§ Stated task
Return every line below as is, leaving out the pictures.

§ Data for this task

====

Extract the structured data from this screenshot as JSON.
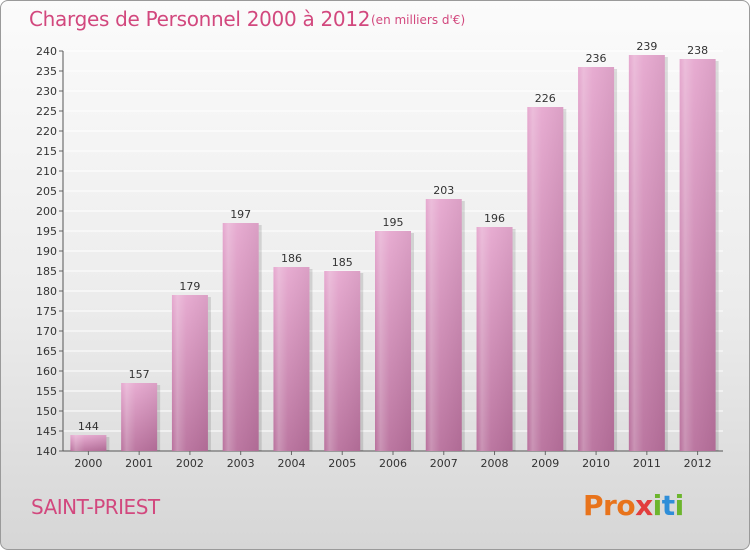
{
  "title": "Charges de Personnel 2000 à 2012",
  "subtitle": "(en milliers d'€)",
  "footer_label": "SAINT-PRIEST",
  "logo": {
    "text": "Proxiti",
    "colors": [
      "#e8731b",
      "#2f8ed8",
      "#6cb52d",
      "#e23d3d"
    ]
  },
  "colors": {
    "bar": "#dd9cc4",
    "bar_dark": "#b56a97",
    "title": "#d2487e",
    "grid": "#ffffff"
  },
  "chart_data": {
    "type": "bar",
    "categories": [
      "2000",
      "2001",
      "2002",
      "2003",
      "2004",
      "2005",
      "2006",
      "2007",
      "2008",
      "2009",
      "2010",
      "2011",
      "2012"
    ],
    "values": [
      144,
      157,
      179,
      197,
      186,
      185,
      195,
      203,
      196,
      226,
      236,
      239,
      238
    ],
    "title": "Charges de Personnel 2000 à 2012",
    "subtitle": "(en milliers d'€)",
    "xlabel": "",
    "ylabel": "",
    "ylim": [
      140,
      240
    ],
    "ytick_step": 5,
    "grid": true,
    "legend": "none"
  }
}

====

§ Solution to this exercise
Extract the structured data from this screenshot as JSON.
{
  "title": "Charges de Personnel 2000 à 2012",
  "subtitle": "(en milliers d'€)",
  "footer_label": "SAINT-PRIEST",
  "logo": {
    "text": "Proxiti",
    "colors": [
      "#e8731b",
      "#2f8ed8",
      "#6cb52d",
      "#e23d3d"
    ]
  },
  "colors": {
    "bar": "#dd9cc4",
    "bar_dark": "#b56a97",
    "title": "#d2487e",
    "grid": "#ffffff"
  },
  "chart_data": {
    "type": "bar",
    "categories": [
      "2000",
      "2001",
      "2002",
      "2003",
      "2004",
      "2005",
      "2006",
      "2007",
      "2008",
      "2009",
      "2010",
      "2011",
      "2012"
    ],
    "values": [
      144,
      157,
      179,
      197,
      186,
      185,
      195,
      203,
      196,
      226,
      236,
      239,
      238
    ],
    "title": "Charges de Personnel 2000 à 2012",
    "subtitle": "(en milliers d'€)",
    "xlabel": "",
    "ylabel": "",
    "ylim": [
      140,
      240
    ],
    "ytick_step": 5,
    "grid": true,
    "legend": "none"
  }
}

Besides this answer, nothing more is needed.